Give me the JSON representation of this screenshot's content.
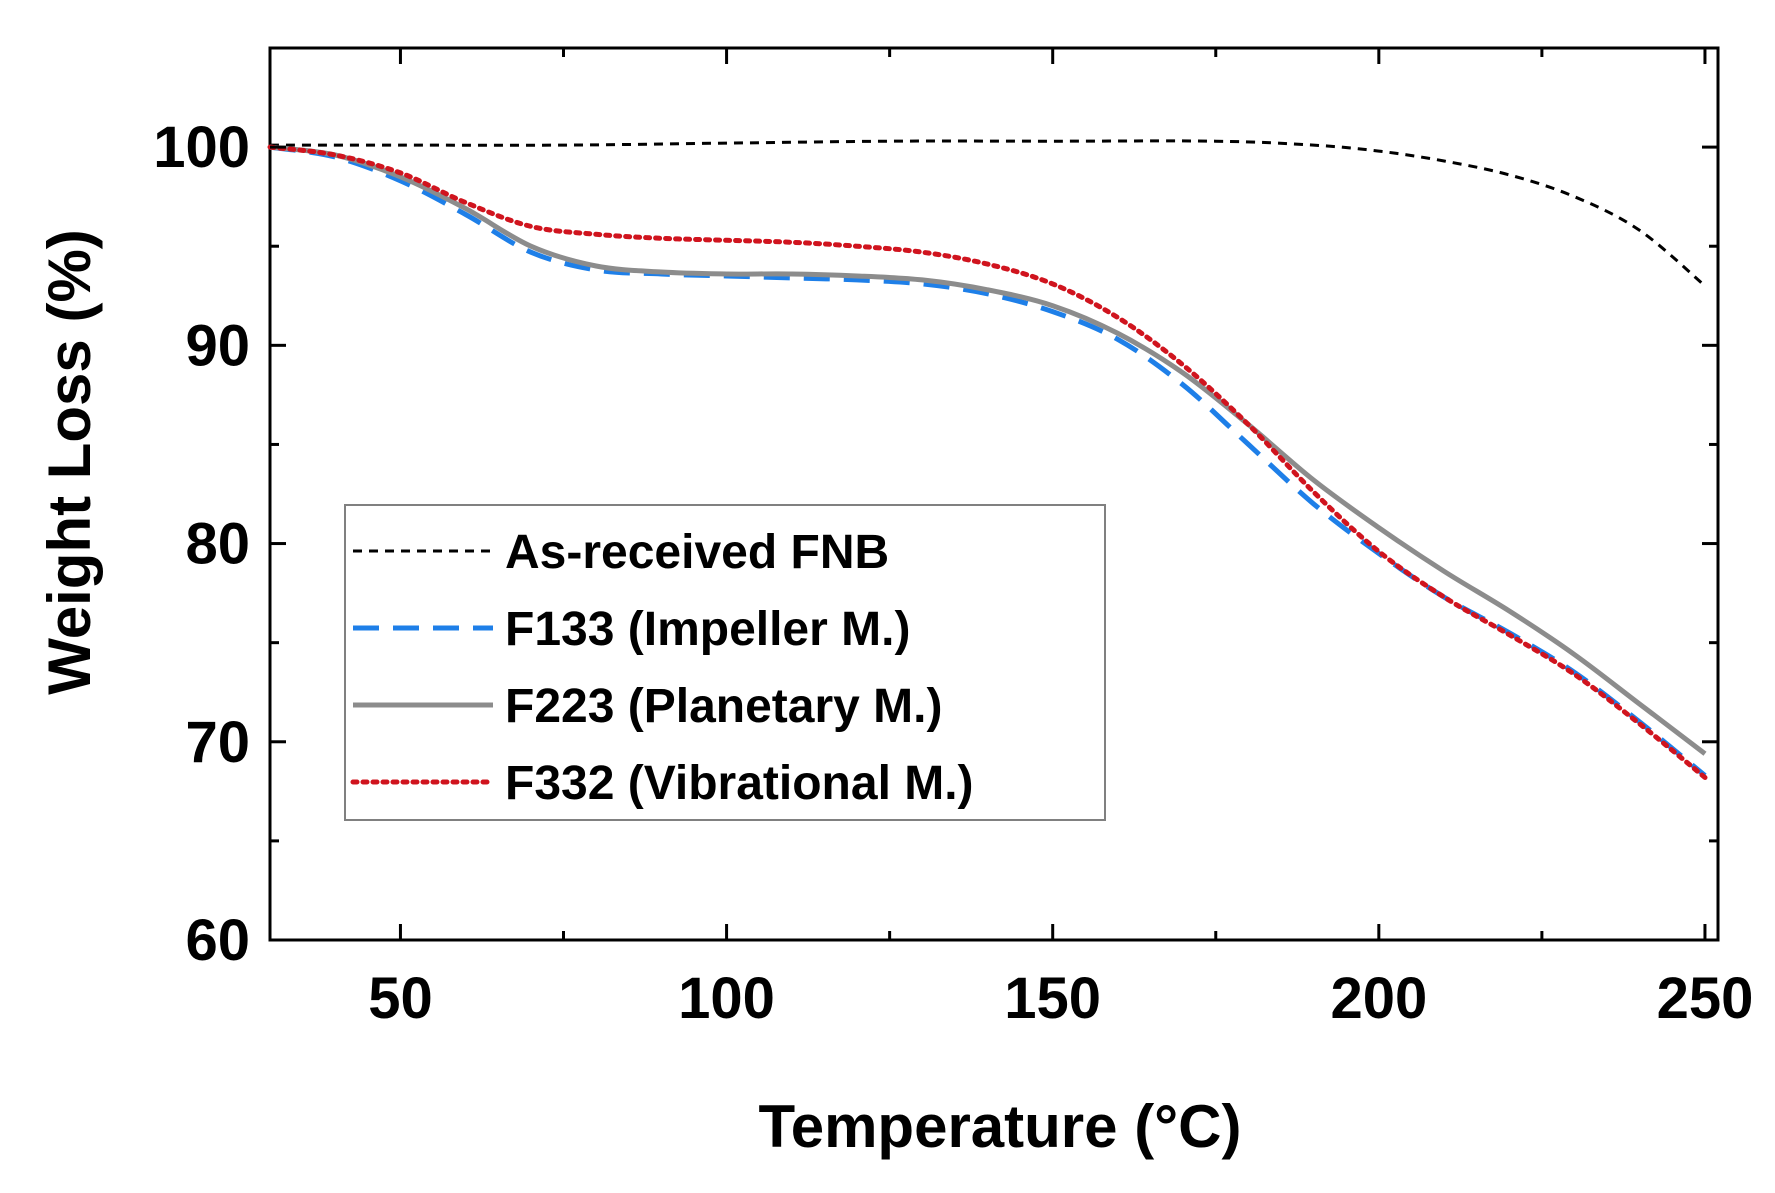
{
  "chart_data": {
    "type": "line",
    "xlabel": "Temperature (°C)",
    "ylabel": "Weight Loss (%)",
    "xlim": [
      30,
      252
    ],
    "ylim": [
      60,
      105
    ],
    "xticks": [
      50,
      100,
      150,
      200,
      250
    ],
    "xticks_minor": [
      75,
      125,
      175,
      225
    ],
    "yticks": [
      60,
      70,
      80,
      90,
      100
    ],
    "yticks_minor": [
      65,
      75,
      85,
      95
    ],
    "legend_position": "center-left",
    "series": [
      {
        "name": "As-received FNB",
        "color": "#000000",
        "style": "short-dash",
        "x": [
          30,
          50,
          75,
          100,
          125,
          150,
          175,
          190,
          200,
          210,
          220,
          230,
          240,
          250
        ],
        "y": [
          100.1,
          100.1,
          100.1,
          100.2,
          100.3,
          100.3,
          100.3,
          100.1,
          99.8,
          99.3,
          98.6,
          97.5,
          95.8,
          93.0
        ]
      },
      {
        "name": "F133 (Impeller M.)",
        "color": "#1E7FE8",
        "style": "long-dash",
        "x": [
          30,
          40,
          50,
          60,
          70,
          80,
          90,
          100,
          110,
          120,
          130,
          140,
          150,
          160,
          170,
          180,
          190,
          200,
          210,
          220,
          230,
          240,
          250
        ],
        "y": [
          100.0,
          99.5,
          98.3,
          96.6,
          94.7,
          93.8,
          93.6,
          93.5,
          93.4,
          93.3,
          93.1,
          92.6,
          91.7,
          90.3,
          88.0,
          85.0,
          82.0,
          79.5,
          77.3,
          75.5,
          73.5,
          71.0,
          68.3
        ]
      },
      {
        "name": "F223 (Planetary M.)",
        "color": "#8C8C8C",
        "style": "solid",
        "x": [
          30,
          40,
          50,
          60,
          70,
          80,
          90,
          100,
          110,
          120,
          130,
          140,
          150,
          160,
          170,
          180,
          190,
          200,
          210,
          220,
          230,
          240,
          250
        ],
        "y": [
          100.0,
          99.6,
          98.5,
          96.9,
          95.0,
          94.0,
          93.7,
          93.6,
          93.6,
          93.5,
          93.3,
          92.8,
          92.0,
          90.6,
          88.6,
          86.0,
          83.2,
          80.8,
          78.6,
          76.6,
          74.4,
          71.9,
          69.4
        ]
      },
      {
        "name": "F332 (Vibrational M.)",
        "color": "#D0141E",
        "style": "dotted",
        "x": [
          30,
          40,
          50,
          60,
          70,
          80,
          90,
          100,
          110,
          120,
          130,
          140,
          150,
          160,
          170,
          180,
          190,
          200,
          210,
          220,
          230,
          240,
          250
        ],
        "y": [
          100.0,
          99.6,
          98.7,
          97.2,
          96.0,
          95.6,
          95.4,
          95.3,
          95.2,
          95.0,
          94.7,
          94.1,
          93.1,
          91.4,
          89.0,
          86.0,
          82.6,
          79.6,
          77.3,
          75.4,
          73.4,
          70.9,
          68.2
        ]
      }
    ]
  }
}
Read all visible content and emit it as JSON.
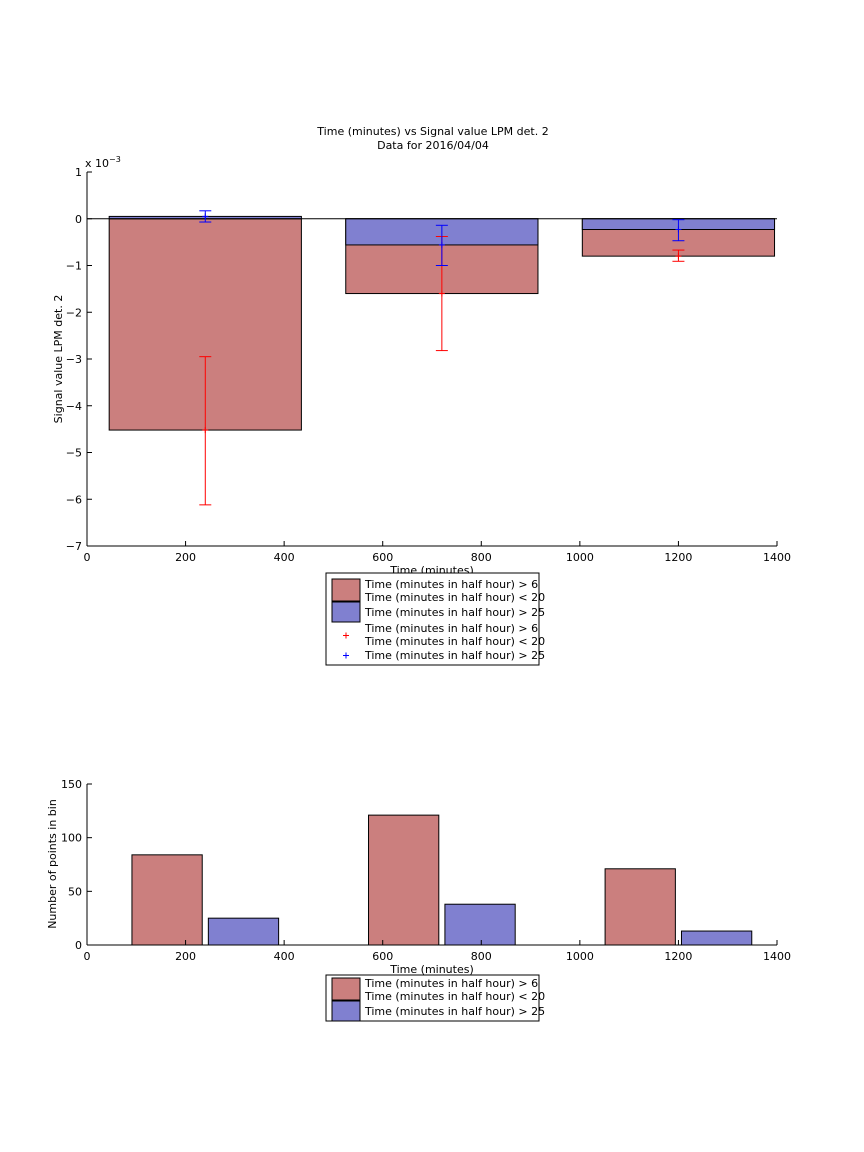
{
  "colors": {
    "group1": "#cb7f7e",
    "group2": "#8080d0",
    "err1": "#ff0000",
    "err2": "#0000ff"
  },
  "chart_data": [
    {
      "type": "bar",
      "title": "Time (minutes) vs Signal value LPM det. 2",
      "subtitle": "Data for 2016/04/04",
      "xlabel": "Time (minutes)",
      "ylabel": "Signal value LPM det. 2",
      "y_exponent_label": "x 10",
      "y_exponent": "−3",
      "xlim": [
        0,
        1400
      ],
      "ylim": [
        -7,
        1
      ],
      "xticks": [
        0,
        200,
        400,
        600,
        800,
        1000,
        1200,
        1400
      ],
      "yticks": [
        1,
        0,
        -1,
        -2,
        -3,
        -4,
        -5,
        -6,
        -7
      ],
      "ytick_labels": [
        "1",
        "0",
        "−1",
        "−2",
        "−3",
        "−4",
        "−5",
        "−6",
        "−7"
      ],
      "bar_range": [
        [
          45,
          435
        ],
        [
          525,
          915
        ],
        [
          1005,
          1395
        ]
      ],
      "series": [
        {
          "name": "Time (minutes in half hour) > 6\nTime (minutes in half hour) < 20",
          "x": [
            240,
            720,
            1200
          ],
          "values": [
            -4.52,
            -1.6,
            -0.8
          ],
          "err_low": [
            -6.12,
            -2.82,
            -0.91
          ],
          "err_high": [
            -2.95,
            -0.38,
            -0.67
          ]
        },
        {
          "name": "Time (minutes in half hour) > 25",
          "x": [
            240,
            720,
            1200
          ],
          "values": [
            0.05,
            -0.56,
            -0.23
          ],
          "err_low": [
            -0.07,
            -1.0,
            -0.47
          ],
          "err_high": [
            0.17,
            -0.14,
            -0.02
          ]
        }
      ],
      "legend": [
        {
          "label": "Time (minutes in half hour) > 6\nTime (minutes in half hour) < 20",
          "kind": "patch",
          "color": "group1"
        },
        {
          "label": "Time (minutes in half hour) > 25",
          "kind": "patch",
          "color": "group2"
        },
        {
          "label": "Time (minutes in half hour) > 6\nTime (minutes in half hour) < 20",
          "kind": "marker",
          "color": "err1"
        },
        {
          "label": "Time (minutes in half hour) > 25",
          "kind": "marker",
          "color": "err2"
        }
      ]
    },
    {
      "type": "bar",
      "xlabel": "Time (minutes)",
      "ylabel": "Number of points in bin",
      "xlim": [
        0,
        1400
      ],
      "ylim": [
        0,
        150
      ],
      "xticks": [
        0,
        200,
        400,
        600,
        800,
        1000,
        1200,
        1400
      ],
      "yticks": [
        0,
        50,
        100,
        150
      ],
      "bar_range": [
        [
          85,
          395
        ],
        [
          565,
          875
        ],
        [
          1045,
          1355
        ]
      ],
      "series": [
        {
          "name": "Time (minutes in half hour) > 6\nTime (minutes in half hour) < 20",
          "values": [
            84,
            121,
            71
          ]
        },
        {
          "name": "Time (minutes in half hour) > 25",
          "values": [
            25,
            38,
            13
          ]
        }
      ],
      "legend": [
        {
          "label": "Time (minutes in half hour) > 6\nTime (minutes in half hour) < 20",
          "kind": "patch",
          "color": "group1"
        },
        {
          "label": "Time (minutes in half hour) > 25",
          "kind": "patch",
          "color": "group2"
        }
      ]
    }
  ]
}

- - - -

▶ [Exercise prompt]:
How many lines in the records above hold the word "JSON"? Give only the number.

▶ [The completed task]:
2